— START OF EXTRACTED DATA —

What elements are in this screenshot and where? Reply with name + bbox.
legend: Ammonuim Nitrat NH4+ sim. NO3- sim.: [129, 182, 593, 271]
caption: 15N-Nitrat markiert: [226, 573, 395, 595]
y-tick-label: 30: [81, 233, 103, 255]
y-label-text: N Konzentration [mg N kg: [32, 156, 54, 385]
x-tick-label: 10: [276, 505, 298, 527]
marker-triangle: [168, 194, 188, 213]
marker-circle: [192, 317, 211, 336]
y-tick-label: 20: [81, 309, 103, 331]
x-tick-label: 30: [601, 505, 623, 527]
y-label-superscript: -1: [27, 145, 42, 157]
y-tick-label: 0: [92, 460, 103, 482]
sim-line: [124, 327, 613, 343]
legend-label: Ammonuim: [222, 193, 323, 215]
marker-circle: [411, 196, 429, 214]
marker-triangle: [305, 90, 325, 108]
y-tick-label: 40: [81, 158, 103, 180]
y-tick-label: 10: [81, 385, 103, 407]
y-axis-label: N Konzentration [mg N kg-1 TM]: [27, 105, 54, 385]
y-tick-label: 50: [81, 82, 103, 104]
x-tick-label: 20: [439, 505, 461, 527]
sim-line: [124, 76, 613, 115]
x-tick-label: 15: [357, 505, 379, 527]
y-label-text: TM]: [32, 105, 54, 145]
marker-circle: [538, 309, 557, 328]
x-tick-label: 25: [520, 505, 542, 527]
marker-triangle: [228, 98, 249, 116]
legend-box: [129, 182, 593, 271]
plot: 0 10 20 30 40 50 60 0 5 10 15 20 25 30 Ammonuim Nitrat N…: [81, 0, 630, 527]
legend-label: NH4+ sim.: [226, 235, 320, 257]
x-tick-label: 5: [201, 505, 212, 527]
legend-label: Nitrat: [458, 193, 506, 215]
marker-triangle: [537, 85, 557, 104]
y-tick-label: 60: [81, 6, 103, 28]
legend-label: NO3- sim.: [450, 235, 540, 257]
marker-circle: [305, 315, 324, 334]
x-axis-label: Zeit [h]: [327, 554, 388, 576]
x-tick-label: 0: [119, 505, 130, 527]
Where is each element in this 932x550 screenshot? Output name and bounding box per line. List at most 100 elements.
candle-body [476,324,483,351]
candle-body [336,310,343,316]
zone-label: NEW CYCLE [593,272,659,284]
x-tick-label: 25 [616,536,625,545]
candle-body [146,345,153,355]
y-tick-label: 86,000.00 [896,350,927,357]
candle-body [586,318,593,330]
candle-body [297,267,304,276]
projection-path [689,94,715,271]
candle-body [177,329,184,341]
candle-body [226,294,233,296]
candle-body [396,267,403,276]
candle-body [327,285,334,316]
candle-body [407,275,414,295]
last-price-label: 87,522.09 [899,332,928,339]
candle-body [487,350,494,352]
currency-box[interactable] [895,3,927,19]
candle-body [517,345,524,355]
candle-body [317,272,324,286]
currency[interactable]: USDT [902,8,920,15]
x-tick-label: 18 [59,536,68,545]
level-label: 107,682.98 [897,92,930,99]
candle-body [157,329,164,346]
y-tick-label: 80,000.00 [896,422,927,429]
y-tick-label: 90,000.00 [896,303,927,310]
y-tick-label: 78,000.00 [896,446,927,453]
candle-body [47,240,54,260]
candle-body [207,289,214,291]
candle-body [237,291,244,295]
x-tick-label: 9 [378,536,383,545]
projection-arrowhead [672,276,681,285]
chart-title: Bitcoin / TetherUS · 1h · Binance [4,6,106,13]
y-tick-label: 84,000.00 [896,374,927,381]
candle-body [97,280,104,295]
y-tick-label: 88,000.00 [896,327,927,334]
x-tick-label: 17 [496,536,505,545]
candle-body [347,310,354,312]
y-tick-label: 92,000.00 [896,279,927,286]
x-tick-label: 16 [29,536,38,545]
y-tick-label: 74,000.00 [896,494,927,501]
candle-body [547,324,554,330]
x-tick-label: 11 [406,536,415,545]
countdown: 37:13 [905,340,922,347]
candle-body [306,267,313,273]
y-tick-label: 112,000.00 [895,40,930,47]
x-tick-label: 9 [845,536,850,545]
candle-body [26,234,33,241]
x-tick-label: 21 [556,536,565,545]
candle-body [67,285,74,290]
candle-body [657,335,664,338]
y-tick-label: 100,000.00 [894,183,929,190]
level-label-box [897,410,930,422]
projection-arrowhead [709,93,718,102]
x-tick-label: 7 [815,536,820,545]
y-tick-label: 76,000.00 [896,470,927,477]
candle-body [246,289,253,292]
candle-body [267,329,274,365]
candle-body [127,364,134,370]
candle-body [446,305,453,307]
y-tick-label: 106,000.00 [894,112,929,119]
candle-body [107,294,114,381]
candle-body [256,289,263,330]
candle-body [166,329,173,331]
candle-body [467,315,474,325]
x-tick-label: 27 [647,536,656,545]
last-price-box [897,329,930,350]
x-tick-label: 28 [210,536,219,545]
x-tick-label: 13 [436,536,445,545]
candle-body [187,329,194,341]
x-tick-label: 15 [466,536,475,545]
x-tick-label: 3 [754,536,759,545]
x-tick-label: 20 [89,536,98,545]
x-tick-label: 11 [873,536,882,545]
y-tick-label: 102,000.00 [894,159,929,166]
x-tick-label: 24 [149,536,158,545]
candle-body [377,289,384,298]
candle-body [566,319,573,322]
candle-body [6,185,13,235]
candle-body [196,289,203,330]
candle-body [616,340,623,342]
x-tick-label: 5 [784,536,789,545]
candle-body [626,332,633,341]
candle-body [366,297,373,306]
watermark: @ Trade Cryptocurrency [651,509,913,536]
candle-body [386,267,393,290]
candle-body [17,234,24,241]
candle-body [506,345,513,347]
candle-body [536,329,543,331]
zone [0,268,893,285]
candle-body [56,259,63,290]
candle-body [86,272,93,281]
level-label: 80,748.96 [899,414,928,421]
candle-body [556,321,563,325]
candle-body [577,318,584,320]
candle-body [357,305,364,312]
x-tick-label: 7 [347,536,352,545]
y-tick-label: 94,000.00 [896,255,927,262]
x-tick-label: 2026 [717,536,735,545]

— END OF EXTRACTED DATA —

Rewrite these entries, replacing every occurrence of "candle-body" with "candle body" and leaving everything else unchanged.

EXPECTED ANSWER:
What elements are in this screenshot and where? Reply with name + bbox.
legend: Ammonuim Nitrat NH4+ sim. NO3- sim.: [129, 182, 593, 271]
caption: 15N-Nitrat markiert: [226, 573, 395, 595]
y-tick-label: 30: [81, 233, 103, 255]
y-label-text: N Konzentration [mg N kg: [32, 156, 54, 385]
x-tick-label: 10: [276, 505, 298, 527]
marker-triangle: [168, 194, 188, 213]
marker-circle: [192, 317, 211, 336]
y-tick-label: 20: [81, 309, 103, 331]
x-tick-label: 30: [601, 505, 623, 527]
y-label-superscript: -1: [27, 145, 42, 157]
y-tick-label: 0: [92, 460, 103, 482]
sim-line: [124, 327, 613, 343]
legend-label: Ammonuim: [222, 193, 323, 215]
marker-circle: [411, 196, 429, 214]
marker-triangle: [305, 90, 325, 108]
y-tick-label: 40: [81, 158, 103, 180]
y-tick-label: 10: [81, 385, 103, 407]
y-axis-label: N Konzentration [mg N kg-1 TM]: [27, 105, 54, 385]
y-tick-label: 50: [81, 82, 103, 104]
x-tick-label: 20: [439, 505, 461, 527]
sim-line: [124, 76, 613, 115]
x-tick-label: 15: [357, 505, 379, 527]
y-label-text: TM]: [32, 105, 54, 145]
marker-circle: [538, 309, 557, 328]
x-tick-label: 25: [520, 505, 542, 527]
marker-triangle: [228, 98, 249, 116]
legend-box: [129, 182, 593, 271]
plot: 0 10 20 30 40 50 60 0 5 10 15 20 25 30 Ammonuim Nitrat N…: [81, 0, 630, 527]
legend-label: NH4+ sim.: [226, 235, 320, 257]
x-tick-label: 5: [201, 505, 212, 527]
legend-label: Nitrat: [458, 193, 506, 215]
marker-triangle: [537, 85, 557, 104]
y-tick-label: 60: [81, 6, 103, 28]
legend-label: NO3- sim.: [450, 235, 540, 257]
marker-circle: [305, 315, 324, 334]
x-axis-label: Zeit [h]: [327, 554, 388, 576]
x-tick-label: 0: [119, 505, 130, 527]
Where is each element in this 932x550 screenshot? Output name and bounding box per line. List at most 100 elements.
candle body [476,324,483,351]
candle body [336,310,343,316]
zone-label: NEW CYCLE [593,272,659,284]
x-tick-label: 25 [616,536,625,545]
candle body [146,345,153,355]
y-tick-label: 86,000.00 [896,350,927,357]
candle body [586,318,593,330]
candle body [297,267,304,276]
projection-path [689,94,715,271]
candle body [177,329,184,341]
candle body [226,294,233,296]
candle body [396,267,403,276]
candle body [327,285,334,316]
candle body [407,275,414,295]
last-price-label: 87,522.09 [899,332,928,339]
candle body [487,350,494,352]
currency-box[interactable] [895,3,927,19]
candle body [517,345,524,355]
candle body [317,272,324,286]
currency[interactable]: USDT [902,8,920,15]
x-tick-label: 18 [59,536,68,545]
level-label: 107,682.98 [897,92,930,99]
candle body [157,329,164,346]
y-tick-label: 80,000.00 [896,422,927,429]
y-tick-label: 90,000.00 [896,303,927,310]
y-tick-label: 78,000.00 [896,446,927,453]
candle body [47,240,54,260]
candle body [207,289,214,291]
candle body [237,291,244,295]
x-tick-label: 9 [378,536,383,545]
projection-arrowhead [672,276,681,285]
chart-title: Bitcoin / TetherUS · 1h · Binance [4,6,106,13]
y-tick-label: 84,000.00 [896,374,927,381]
candle body [97,280,104,295]
y-tick-label: 88,000.00 [896,327,927,334]
x-tick-label: 17 [496,536,505,545]
candle body [347,310,354,312]
y-tick-label: 92,000.00 [896,279,927,286]
x-tick-label: 16 [29,536,38,545]
y-tick-label: 74,000.00 [896,494,927,501]
candle body [547,324,554,330]
x-tick-label: 11 [406,536,415,545]
countdown: 37:13 [905,340,922,347]
candle body [306,267,313,273]
y-tick-label: 112,000.00 [895,40,930,47]
x-tick-label: 9 [845,536,850,545]
candle body [26,234,33,241]
x-tick-label: 21 [556,536,565,545]
candle body [67,285,74,290]
candle body [657,335,664,338]
y-tick-label: 100,000.00 [894,183,929,190]
level-label-box [897,410,930,422]
projection-arrowhead [709,93,718,102]
x-tick-label: 7 [815,536,820,545]
y-tick-label: 76,000.00 [896,470,927,477]
candle body [246,289,253,292]
candle body [267,329,274,365]
candle body [127,364,134,370]
candle body [446,305,453,307]
y-tick-label: 106,000.00 [894,112,929,119]
candle body [107,294,114,381]
candle body [256,289,263,330]
candle body [166,329,173,331]
candle body [467,315,474,325]
x-tick-label: 27 [647,536,656,545]
last-price-box [897,329,930,350]
x-tick-label: 28 [210,536,219,545]
x-tick-label: 13 [436,536,445,545]
candle body [187,329,194,341]
x-tick-label: 15 [466,536,475,545]
x-tick-label: 3 [754,536,759,545]
x-tick-label: 20 [89,536,98,545]
x-tick-label: 11 [873,536,882,545]
y-tick-label: 102,000.00 [894,159,929,166]
x-tick-label: 24 [149,536,158,545]
candle body [377,289,384,298]
candle body [566,319,573,322]
candle body [6,185,13,235]
candle body [196,289,203,330]
candle body [616,340,623,342]
x-tick-label: 5 [784,536,789,545]
candle body [626,332,633,341]
candle body [366,297,373,306]
watermark: @ Trade Cryptocurrency [651,509,913,536]
candle body [386,267,393,290]
candle body [17,234,24,241]
candle body [506,345,513,347]
candle body [536,329,543,331]
zone [0,268,893,285]
candle body [56,259,63,290]
candle body [86,272,93,281]
level-label: 80,748.96 [899,414,928,421]
candle body [556,321,563,325]
candle body [577,318,584,320]
candle body [357,305,364,312]
x-tick-label: 7 [347,536,352,545]
y-tick-label: 94,000.00 [896,255,927,262]
x-tick-label: 2026 [717,536,735,545]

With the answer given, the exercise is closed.